Article:

You know, like I have always thought of that before I started reading a lot more for this. And I realized that it might just be a curse, you know, that this guy just thinks too hard about things. And he is a bit of a coward, I think. But above coward, I believe he's maneuvering for the future at all times. And within himself, he sees a future for himself because he does have a big ego.
And he probably sees himself as president at some point.
Yeah, I mean, if you read the letters that he wrote to his wife, who I am always delighted to inform students was named Ellen McClellan. I mean, it is amazing the way he sort of describes his achievements. You know, after after a battle, he writes to her that it was a masterpiece of art. I mean, he just he genuinely thinks of himself in these kind of grandiose ways. Yeah.
Fortunately for us as historians, his wife received all these letters, I assume read them, sort of shook her head, rolled her eyes, and then put them in a box. And then after he died, she published them so that we could all suffer with her.
Oh, my God. That's funny. He was called Little Mac by his soldiers. Let's talk about the Battle of the Seven Pines. Union casualties had exceeded 5,000 on May 31st and June 1st of 1862. McClellan's whole role in the Civil War was really the early days of this before he gets sacked by Lincoln. And he writes to his wife one of those letters.

Record excerpts:
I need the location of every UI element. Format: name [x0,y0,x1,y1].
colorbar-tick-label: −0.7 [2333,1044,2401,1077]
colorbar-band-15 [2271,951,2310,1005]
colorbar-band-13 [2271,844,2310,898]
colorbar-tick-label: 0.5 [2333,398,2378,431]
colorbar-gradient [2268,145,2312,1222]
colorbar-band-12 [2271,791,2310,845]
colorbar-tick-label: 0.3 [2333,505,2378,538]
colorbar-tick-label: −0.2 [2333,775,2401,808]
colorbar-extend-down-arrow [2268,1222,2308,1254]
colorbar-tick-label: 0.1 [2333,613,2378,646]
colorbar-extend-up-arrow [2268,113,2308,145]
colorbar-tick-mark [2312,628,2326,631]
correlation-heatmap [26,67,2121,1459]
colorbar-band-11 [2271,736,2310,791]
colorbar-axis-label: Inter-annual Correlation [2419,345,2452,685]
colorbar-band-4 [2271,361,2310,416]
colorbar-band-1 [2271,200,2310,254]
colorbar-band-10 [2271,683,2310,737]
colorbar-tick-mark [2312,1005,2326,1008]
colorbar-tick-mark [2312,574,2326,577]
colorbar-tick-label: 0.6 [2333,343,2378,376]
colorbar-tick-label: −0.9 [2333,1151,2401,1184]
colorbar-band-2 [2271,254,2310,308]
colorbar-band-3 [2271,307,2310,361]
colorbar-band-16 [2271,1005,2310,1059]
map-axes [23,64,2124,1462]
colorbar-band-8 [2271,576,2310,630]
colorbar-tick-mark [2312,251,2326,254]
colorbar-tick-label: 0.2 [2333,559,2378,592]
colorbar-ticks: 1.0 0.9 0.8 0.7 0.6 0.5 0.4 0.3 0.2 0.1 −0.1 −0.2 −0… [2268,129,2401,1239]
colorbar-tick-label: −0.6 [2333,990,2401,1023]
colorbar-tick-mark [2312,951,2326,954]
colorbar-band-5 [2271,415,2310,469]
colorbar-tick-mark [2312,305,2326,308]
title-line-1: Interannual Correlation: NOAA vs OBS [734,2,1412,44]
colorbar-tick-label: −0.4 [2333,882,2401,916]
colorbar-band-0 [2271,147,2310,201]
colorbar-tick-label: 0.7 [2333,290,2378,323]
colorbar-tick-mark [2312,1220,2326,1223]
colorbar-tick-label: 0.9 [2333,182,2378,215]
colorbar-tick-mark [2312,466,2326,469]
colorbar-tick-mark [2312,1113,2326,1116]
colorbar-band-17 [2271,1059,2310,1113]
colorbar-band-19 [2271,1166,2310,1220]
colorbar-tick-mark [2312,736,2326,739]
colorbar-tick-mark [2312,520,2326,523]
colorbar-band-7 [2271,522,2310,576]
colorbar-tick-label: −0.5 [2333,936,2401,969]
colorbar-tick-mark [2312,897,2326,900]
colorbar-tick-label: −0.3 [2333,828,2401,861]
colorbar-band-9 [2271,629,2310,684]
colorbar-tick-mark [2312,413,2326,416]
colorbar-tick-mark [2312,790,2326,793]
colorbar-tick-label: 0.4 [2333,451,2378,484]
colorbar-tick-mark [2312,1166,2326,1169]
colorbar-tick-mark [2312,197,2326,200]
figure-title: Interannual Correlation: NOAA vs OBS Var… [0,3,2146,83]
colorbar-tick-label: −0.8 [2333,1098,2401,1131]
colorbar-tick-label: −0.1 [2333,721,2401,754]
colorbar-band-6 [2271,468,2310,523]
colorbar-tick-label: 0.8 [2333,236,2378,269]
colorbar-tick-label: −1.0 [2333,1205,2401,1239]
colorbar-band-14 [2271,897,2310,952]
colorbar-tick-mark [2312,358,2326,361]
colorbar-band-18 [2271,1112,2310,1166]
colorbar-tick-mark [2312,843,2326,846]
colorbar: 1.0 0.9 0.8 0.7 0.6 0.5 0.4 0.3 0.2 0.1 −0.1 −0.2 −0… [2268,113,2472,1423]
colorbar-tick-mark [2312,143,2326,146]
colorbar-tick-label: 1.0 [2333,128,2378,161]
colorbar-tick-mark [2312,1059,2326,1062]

Task:
Translate this sentence from the conversation about McClellan into Spanish: "And he probably sees himself as president at some point."

Task output:
Y probablemente se ve a sí mismo como presidente en algún momento.